Dataset excerpt:
↓↓↓

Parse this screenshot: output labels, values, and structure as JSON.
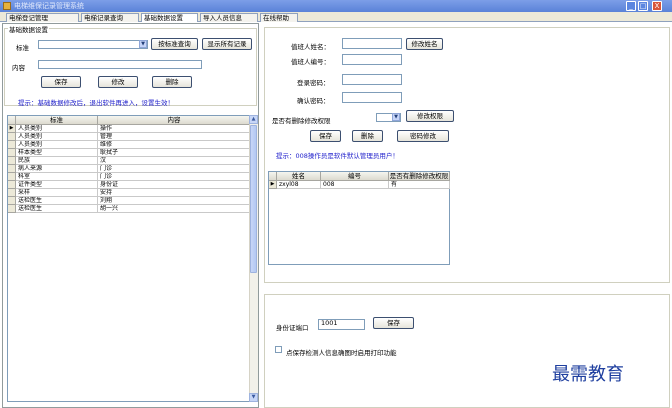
{
  "window": {
    "title": "电梯维保记录管理系统",
    "controls": {
      "minimize": "_",
      "maximize": "□",
      "close": "X"
    }
  },
  "tabs": [
    "电梯登记管理",
    "电梯记录查询",
    "基础数据设置",
    "导入人员信息",
    "在线帮助"
  ],
  "active_tab": 2,
  "base_data": {
    "legend": "基础数据设置",
    "category_label": "标准",
    "content_label": "内容",
    "category_value": "",
    "content_value": "",
    "query_button": "按标准查询",
    "show_all_button": "显示所有记录",
    "save_button": "保存",
    "edit_button": "修改",
    "delete_button": "删除",
    "hint": "提示：基础数据修改后，退出软件再进入，设置生效！"
  },
  "table": {
    "columns": [
      "标准",
      "内容"
    ],
    "rows": [
      [
        "人员类别",
        "操作"
      ],
      [
        "人员类别",
        "管理"
      ],
      [
        "人员类别",
        "维修"
      ],
      [
        "样本类型",
        "耿拭子"
      ],
      [
        "民族",
        "汉"
      ],
      [
        "病人来源",
        "门诊"
      ],
      [
        "科室",
        "门诊"
      ],
      [
        "证件类型",
        "身份证"
      ],
      [
        "采样",
        "安持"
      ],
      [
        "送检医生",
        "刘翔"
      ],
      [
        "送检医生",
        "胡一兴"
      ]
    ]
  },
  "operator": {
    "name_label": "值班人姓名：",
    "id_label": "值班人编号：",
    "password_label": "登录密码：",
    "confirm_label": "确认密码：",
    "permission_label": "是否有删除修改权限",
    "name_value": "",
    "id_value": "",
    "password_value": "",
    "confirm_value": "",
    "permission_value": "",
    "modify_name_button": "修改姓名",
    "modify_permission_button": "修改权限",
    "save_button": "保存",
    "delete_button": "删除",
    "change_password_button": "密码修改",
    "hint": "提示：008操作员是软件默认管理员用户！",
    "grid_columns": [
      "姓名",
      "编号",
      "是否有删除修改权限"
    ],
    "grid_rows": [
      [
        "zxyl08",
        "008",
        "有"
      ]
    ]
  },
  "id_card": {
    "port_label": "身份证端口",
    "port_value": "1001",
    "save_button": "保存",
    "checkbox_label": "点保存检测人信息确图时启用打印功能"
  },
  "watermark": "最需教育"
}
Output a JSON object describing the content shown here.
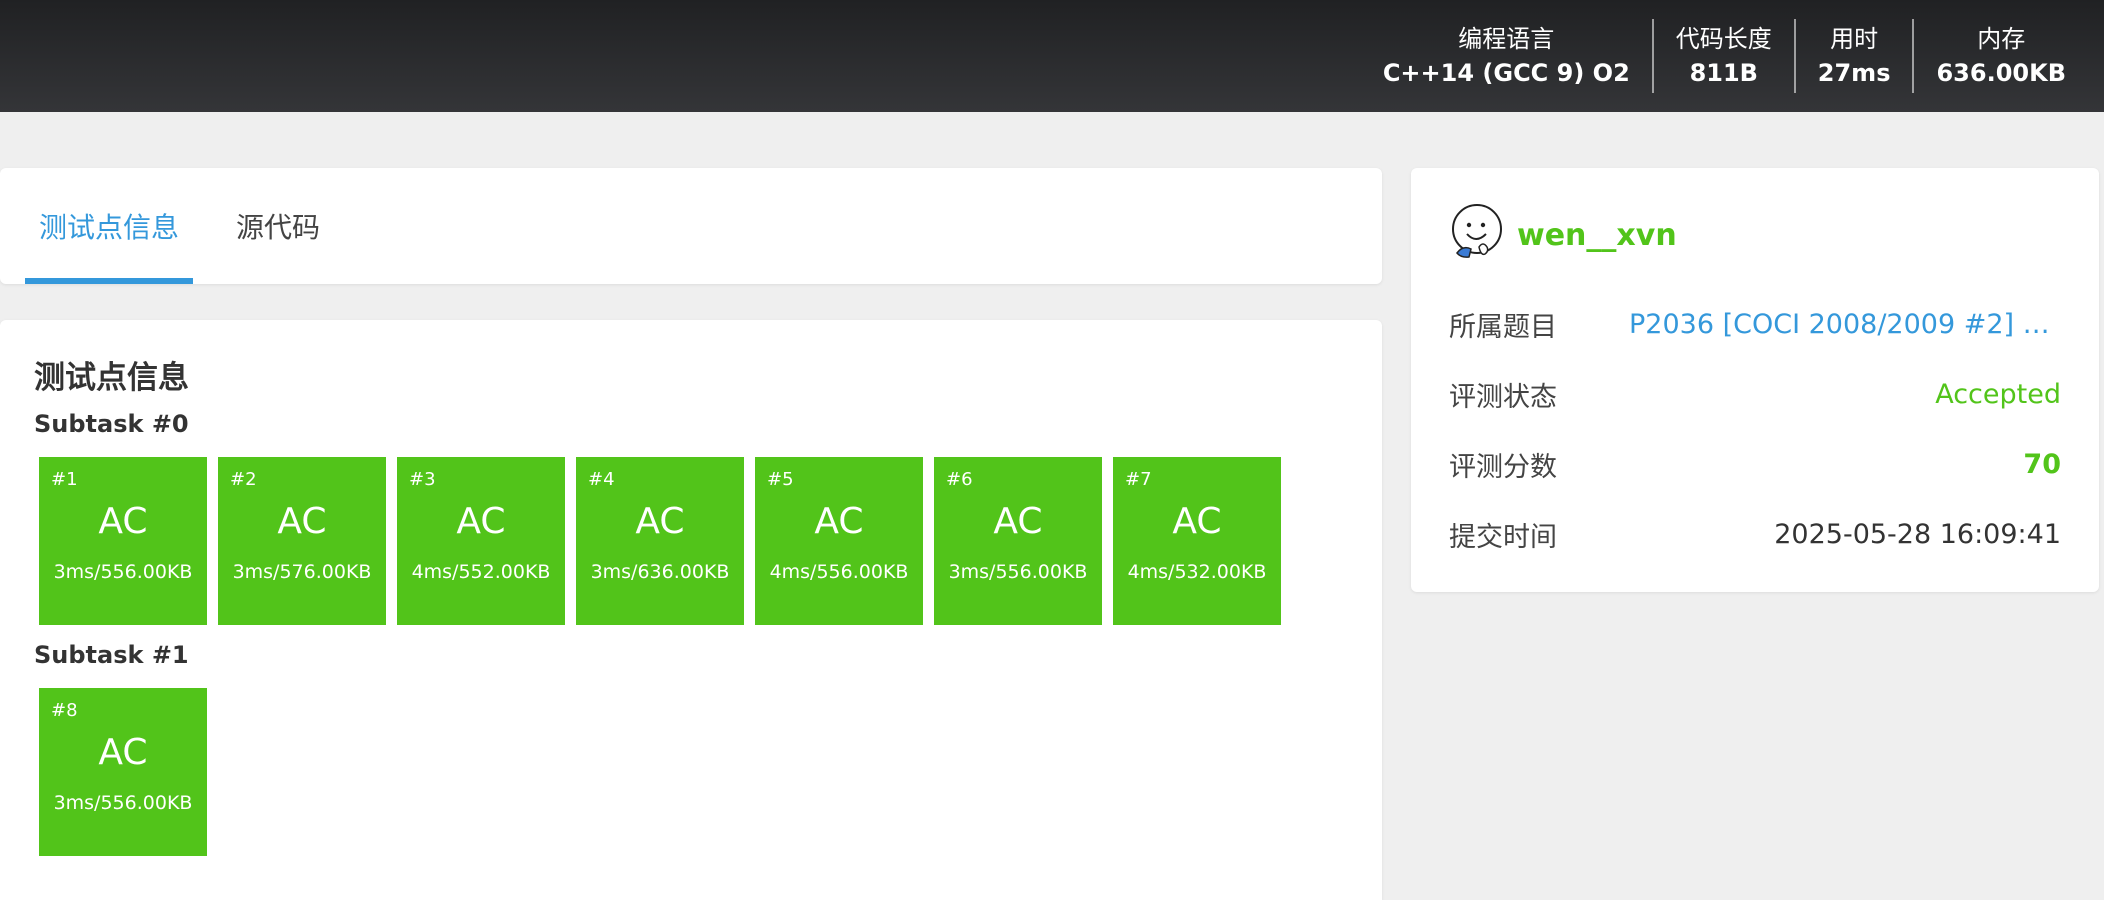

↑↑↑

== Written exercise ==
Set down every record once more, word for word, without pictures.

== Response ==
Parse this screenshot: output labels, values, and structure as JSON.
{
  "window": {
    "title": "电梯维保记录管理系统",
    "controls": {
      "minimize": "_",
      "maximize": "□",
      "close": "X"
    }
  },
  "tabs": [
    "电梯登记管理",
    "电梯记录查询",
    "基础数据设置",
    "导入人员信息",
    "在线帮助"
  ],
  "active_tab": 2,
  "base_data": {
    "legend": "基础数据设置",
    "category_label": "标准",
    "content_label": "内容",
    "category_value": "",
    "content_value": "",
    "query_button": "按标准查询",
    "show_all_button": "显示所有记录",
    "save_button": "保存",
    "edit_button": "修改",
    "delete_button": "删除",
    "hint": "提示：基础数据修改后，退出软件再进入，设置生效！"
  },
  "table": {
    "columns": [
      "标准",
      "内容"
    ],
    "rows": [
      [
        "人员类别",
        "操作"
      ],
      [
        "人员类别",
        "管理"
      ],
      [
        "人员类别",
        "维修"
      ],
      [
        "样本类型",
        "耿拭子"
      ],
      [
        "民族",
        "汉"
      ],
      [
        "病人来源",
        "门诊"
      ],
      [
        "科室",
        "门诊"
      ],
      [
        "证件类型",
        "身份证"
      ],
      [
        "采样",
        "安持"
      ],
      [
        "送检医生",
        "刘翔"
      ],
      [
        "送检医生",
        "胡一兴"
      ]
    ]
  },
  "operator": {
    "name_label": "值班人姓名：",
    "id_label": "值班人编号：",
    "password_label": "登录密码：",
    "confirm_label": "确认密码：",
    "permission_label": "是否有删除修改权限",
    "name_value": "",
    "id_value": "",
    "password_value": "",
    "confirm_value": "",
    "permission_value": "",
    "modify_name_button": "修改姓名",
    "modify_permission_button": "修改权限",
    "save_button": "保存",
    "delete_button": "删除",
    "change_password_button": "密码修改",
    "hint": "提示：008操作员是软件默认管理员用户！",
    "grid_columns": [
      "姓名",
      "编号",
      "是否有删除修改权限"
    ],
    "grid_rows": [
      [
        "zxyl08",
        "008",
        "有"
      ]
    ]
  },
  "id_card": {
    "port_label": "身份证端口",
    "port_value": "1001",
    "save_button": "保存",
    "checkbox_label": "点保存检测人信息确图时启用打印功能"
  },
  "watermark": "最需教育"
}
Output a JSON object describing the content shown here.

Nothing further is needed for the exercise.